- [Work to complete] Find the lines holding the word "JSON" and collect them.

Items from a data source:
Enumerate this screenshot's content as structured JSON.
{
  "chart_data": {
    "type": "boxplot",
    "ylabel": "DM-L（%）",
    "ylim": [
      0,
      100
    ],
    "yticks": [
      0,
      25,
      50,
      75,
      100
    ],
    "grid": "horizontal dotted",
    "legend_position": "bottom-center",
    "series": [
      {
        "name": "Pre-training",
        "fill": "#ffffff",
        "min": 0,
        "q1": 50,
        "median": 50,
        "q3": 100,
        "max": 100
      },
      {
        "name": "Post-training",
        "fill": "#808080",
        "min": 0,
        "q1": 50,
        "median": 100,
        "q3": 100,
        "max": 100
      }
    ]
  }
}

...

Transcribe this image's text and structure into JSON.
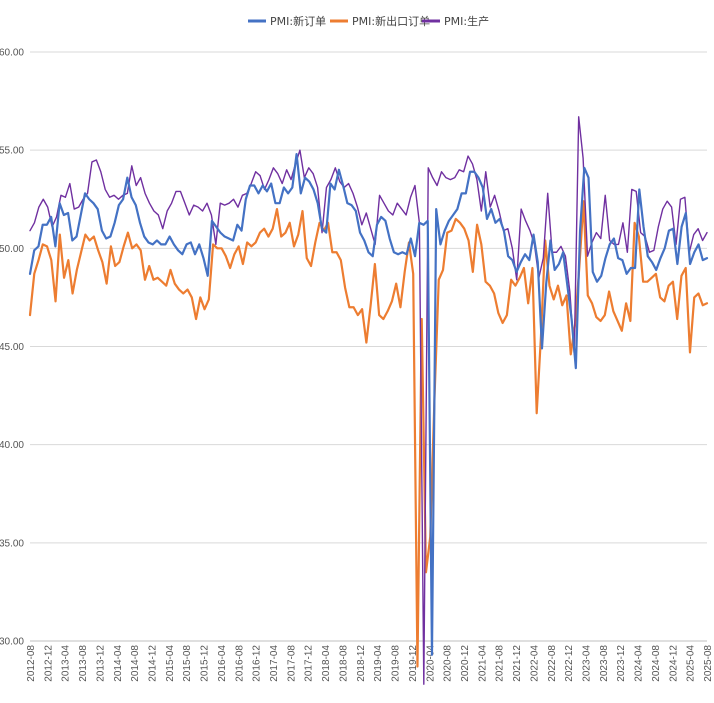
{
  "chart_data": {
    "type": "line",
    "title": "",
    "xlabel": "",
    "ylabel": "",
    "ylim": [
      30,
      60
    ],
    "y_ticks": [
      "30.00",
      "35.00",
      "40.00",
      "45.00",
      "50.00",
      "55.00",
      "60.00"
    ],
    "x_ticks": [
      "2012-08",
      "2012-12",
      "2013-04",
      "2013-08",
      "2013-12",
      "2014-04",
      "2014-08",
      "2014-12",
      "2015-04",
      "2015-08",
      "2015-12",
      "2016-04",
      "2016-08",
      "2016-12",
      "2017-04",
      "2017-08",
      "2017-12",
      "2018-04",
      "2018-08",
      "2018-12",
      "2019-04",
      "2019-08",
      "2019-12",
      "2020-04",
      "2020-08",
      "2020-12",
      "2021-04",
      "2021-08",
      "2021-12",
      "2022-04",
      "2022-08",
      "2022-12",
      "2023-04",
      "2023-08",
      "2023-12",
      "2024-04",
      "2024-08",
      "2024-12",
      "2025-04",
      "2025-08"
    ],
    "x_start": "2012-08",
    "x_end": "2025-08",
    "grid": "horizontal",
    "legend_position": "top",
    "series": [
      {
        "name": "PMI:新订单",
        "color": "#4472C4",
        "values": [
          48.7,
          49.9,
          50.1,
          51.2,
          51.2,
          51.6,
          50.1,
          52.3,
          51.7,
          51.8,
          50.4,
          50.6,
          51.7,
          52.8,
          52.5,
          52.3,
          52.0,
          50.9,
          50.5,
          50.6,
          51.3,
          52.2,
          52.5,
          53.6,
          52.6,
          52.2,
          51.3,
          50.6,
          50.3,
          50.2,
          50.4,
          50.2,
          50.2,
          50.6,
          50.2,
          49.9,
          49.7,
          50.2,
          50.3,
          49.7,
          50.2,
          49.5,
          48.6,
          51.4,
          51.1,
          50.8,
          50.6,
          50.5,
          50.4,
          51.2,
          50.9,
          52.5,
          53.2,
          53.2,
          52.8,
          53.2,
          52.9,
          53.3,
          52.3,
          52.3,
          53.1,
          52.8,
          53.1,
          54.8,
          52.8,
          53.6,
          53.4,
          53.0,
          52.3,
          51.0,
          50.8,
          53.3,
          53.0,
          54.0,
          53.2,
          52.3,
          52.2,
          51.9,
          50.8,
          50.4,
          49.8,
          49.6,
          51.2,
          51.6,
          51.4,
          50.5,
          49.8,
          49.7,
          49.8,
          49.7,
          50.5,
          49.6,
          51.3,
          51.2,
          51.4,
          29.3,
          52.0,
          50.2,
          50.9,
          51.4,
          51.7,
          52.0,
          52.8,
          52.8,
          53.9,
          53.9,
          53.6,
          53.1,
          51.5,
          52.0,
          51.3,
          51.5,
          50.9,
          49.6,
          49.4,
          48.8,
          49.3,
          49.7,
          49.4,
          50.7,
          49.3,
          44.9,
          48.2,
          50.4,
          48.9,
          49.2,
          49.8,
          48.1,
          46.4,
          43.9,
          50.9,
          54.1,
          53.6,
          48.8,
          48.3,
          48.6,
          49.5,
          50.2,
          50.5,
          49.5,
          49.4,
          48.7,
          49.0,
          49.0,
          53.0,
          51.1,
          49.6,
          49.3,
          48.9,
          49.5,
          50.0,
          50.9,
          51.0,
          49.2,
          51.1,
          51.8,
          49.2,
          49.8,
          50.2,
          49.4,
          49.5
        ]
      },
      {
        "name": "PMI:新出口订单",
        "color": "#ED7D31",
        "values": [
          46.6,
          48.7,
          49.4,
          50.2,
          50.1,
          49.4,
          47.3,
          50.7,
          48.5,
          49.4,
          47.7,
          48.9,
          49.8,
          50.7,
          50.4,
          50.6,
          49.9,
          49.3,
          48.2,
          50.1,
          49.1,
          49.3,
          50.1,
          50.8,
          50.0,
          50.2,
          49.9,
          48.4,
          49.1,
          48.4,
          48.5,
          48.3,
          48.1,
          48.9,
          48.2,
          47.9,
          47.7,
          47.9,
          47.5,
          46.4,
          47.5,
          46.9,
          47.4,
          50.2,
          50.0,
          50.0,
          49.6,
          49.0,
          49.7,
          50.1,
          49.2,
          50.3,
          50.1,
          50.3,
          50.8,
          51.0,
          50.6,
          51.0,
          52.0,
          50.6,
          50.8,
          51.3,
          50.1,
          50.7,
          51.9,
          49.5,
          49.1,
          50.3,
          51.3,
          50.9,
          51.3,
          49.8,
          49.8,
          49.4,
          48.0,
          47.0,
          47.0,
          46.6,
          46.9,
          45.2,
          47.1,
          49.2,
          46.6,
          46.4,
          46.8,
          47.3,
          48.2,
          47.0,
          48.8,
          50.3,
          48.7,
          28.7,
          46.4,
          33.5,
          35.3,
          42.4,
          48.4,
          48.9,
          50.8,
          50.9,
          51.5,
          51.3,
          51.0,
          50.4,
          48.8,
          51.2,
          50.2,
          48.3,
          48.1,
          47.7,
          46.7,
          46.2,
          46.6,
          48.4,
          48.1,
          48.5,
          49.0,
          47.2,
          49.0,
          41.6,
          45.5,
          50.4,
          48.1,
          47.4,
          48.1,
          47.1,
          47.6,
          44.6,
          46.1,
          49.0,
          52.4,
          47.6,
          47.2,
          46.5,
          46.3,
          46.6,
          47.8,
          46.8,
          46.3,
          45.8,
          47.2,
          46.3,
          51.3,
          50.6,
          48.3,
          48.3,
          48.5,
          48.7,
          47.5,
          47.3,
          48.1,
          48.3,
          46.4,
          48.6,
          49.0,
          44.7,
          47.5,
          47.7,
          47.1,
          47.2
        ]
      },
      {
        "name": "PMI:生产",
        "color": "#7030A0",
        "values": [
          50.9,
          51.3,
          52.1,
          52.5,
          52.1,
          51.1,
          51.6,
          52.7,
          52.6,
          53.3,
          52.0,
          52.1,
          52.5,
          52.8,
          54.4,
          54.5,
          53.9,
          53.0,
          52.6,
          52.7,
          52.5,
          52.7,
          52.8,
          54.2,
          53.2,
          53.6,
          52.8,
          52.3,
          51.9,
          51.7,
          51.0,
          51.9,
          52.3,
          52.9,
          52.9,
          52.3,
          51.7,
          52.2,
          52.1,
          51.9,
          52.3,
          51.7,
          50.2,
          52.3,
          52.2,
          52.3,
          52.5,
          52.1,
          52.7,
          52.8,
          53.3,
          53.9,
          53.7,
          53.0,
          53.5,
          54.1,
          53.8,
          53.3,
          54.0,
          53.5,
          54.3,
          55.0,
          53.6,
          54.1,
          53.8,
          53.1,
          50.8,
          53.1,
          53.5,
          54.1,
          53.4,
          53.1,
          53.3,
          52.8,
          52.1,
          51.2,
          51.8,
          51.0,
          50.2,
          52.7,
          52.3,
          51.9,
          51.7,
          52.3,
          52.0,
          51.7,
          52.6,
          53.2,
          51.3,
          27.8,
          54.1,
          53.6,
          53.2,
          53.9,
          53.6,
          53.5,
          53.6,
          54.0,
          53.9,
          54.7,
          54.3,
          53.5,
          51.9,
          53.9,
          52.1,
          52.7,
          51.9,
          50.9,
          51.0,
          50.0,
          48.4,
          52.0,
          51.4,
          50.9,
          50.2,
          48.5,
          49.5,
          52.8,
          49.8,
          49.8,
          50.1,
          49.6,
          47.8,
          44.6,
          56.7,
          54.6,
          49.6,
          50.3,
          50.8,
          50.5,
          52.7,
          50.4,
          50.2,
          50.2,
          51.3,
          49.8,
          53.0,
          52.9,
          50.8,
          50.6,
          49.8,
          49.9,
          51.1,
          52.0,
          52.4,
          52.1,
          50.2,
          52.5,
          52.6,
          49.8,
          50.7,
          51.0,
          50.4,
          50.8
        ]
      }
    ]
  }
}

- [Task response]
Enumerate this screenshot's content as structured JSON.
Transcribe this image's text and structure into JSON.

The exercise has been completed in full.